Data records
============================================================

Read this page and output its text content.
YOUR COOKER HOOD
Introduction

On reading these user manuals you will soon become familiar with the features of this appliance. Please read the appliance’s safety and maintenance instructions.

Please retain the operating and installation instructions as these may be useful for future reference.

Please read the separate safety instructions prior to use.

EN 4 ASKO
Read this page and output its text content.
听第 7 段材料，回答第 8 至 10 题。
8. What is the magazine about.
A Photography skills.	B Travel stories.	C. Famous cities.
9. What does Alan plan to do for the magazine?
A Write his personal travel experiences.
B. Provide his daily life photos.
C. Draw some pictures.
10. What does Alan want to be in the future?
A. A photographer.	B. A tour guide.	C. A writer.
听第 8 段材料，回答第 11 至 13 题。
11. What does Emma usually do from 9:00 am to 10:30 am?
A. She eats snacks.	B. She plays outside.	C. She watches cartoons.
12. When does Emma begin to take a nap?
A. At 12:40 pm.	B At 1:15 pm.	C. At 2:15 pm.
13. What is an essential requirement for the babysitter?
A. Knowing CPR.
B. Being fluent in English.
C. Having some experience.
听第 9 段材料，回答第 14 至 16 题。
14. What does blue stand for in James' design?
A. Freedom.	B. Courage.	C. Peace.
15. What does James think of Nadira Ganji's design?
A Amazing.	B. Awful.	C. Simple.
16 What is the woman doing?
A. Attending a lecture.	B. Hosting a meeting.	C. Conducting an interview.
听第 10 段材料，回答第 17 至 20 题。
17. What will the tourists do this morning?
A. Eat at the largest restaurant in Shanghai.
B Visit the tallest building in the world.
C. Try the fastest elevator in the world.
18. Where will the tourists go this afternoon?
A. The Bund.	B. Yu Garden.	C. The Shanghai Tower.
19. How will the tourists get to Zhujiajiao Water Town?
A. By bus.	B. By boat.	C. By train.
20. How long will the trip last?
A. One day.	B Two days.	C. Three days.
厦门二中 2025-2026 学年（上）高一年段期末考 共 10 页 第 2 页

============================================================

### Work instructions
Would you reproduce all the entries exactly?

### Answer to the exercise
Read this page and output its text content.
YOUR COOKER HOOD
Introduction

On reading these user manuals you will soon become familiar with the features of this appliance. Please read the appliance’s safety and maintenance instructions.

Please retain the operating and installation instructions as these may be useful for future reference.

Please read the separate safety instructions prior to use.

EN 4 ASKO
Read this page and output its text content.
听第 7 段材料，回答第 8 至 10 题。
8. What is the magazine about.
A Photography skills.	B Travel stories.	C. Famous cities.
9. What does Alan plan to do for the magazine?
A Write his personal travel experiences.
B. Provide his daily life photos.
C. Draw some pictures.
10. What does Alan want to be in the future?
A. A photographer.	B. A tour guide.	C. A writer.
听第 8 段材料，回答第 11 至 13 题。
11. What does Emma usually do from 9:00 am to 10:30 am?
A. She eats snacks.	B. She plays outside.	C. She watches cartoons.
12. When does Emma begin to take a nap?
A. At 12:40 pm.	B At 1:15 pm.	C. At 2:15 pm.
13. What is an essential requirement for the babysitter?
A. Knowing CPR.
B. Being fluent in English.
C. Having some experience.
听第 9 段材料，回答第 14 至 16 题。
14. What does blue stand for in James' design?
A. Freedom.	B. Courage.	C. Peace.
15. What does James think of Nadira Ganji's design?
A Amazing.	B. Awful.	C. Simple.
16 What is the woman doing?
A. Attending a lecture.	B. Hosting a meeting.	C. Conducting an interview.
听第 10 段材料，回答第 17 至 20 题。
17. What will the tourists do this morning?
A. Eat at the largest restaurant in Shanghai.
B Visit the tallest building in the world.
C. Try the fastest elevator in the world.
18. Where will the tourists go this afternoon?
A. The Bund.	B. Yu Garden.	C. The Shanghai Tower.
19. How will the tourists get to Zhujiajiao Water Town?
A. By bus.	B. By boat.	C. By train.
20. How long will the trip last?
A. One day.	B Two days.	C. Three days.
厦门二中 2025-2026 学年（上）高一年段期末考 共 10 页 第 2 页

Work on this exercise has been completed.